→ SUPPLIED ENTRIES:
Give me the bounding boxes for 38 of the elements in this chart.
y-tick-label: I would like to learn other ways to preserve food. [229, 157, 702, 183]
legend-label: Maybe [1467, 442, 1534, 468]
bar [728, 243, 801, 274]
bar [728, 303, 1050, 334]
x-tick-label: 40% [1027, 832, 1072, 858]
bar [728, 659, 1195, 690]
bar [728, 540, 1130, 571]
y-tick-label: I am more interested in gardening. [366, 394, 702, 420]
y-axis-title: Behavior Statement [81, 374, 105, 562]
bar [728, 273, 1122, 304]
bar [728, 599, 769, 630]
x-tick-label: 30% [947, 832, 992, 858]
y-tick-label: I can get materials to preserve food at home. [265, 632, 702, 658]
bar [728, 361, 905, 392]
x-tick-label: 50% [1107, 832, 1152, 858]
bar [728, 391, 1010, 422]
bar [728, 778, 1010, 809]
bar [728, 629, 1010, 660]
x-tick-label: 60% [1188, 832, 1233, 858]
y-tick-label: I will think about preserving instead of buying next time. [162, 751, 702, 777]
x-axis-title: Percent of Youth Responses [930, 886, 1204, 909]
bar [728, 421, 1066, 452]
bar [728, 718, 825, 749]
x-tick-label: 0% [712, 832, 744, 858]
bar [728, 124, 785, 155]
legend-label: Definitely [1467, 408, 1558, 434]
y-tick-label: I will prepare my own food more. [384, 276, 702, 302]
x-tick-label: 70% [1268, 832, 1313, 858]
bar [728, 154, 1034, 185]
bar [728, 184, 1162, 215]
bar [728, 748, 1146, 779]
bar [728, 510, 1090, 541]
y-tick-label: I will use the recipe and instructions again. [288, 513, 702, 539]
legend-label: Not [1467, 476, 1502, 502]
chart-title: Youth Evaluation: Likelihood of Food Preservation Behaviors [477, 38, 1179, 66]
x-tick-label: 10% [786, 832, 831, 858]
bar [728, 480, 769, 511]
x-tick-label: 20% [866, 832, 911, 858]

→ DIRECTIONS FOR THIS TASK: Please rewrite all of the lines above, changing every "preserve food" to "store food" and leaving everything else as it is.

→ FINAL ANSWER:
Give me the bounding boxes for 38 of the elements in this chart.
y-tick-label: I would like to learn other ways to store food. [229, 157, 702, 183]
legend-label: Maybe [1467, 442, 1534, 468]
bar [728, 243, 801, 274]
bar [728, 303, 1050, 334]
x-tick-label: 40% [1027, 832, 1072, 858]
bar [728, 659, 1195, 690]
bar [728, 540, 1130, 571]
y-tick-label: I am more interested in gardening. [366, 394, 702, 420]
y-axis-title: Behavior Statement [81, 374, 105, 562]
bar [728, 273, 1122, 304]
bar [728, 599, 769, 630]
x-tick-label: 30% [947, 832, 992, 858]
y-tick-label: I can get materials to store food at home. [265, 632, 702, 658]
bar [728, 361, 905, 392]
x-tick-label: 50% [1107, 832, 1152, 858]
bar [728, 391, 1010, 422]
bar [728, 778, 1010, 809]
bar [728, 629, 1010, 660]
x-tick-label: 60% [1188, 832, 1233, 858]
y-tick-label: I will think about preserving instead of buying next time. [162, 751, 702, 777]
x-axis-title: Percent of Youth Responses [930, 886, 1204, 909]
bar [728, 421, 1066, 452]
bar [728, 718, 825, 749]
x-tick-label: 0% [712, 832, 744, 858]
bar [728, 124, 785, 155]
legend-label: Definitely [1467, 408, 1558, 434]
y-tick-label: I will prepare my own food more. [384, 276, 702, 302]
x-tick-label: 70% [1268, 832, 1313, 858]
bar [728, 154, 1034, 185]
bar [728, 184, 1162, 215]
bar [728, 748, 1146, 779]
bar [728, 510, 1090, 541]
y-tick-label: I will use the recipe and instructions again. [288, 513, 702, 539]
legend-label: Not [1467, 476, 1502, 502]
chart-title: Youth Evaluation: Likelihood of Food Preservation Behaviors [477, 38, 1179, 66]
x-tick-label: 10% [786, 832, 831, 858]
bar [728, 480, 769, 511]
x-tick-label: 20% [866, 832, 911, 858]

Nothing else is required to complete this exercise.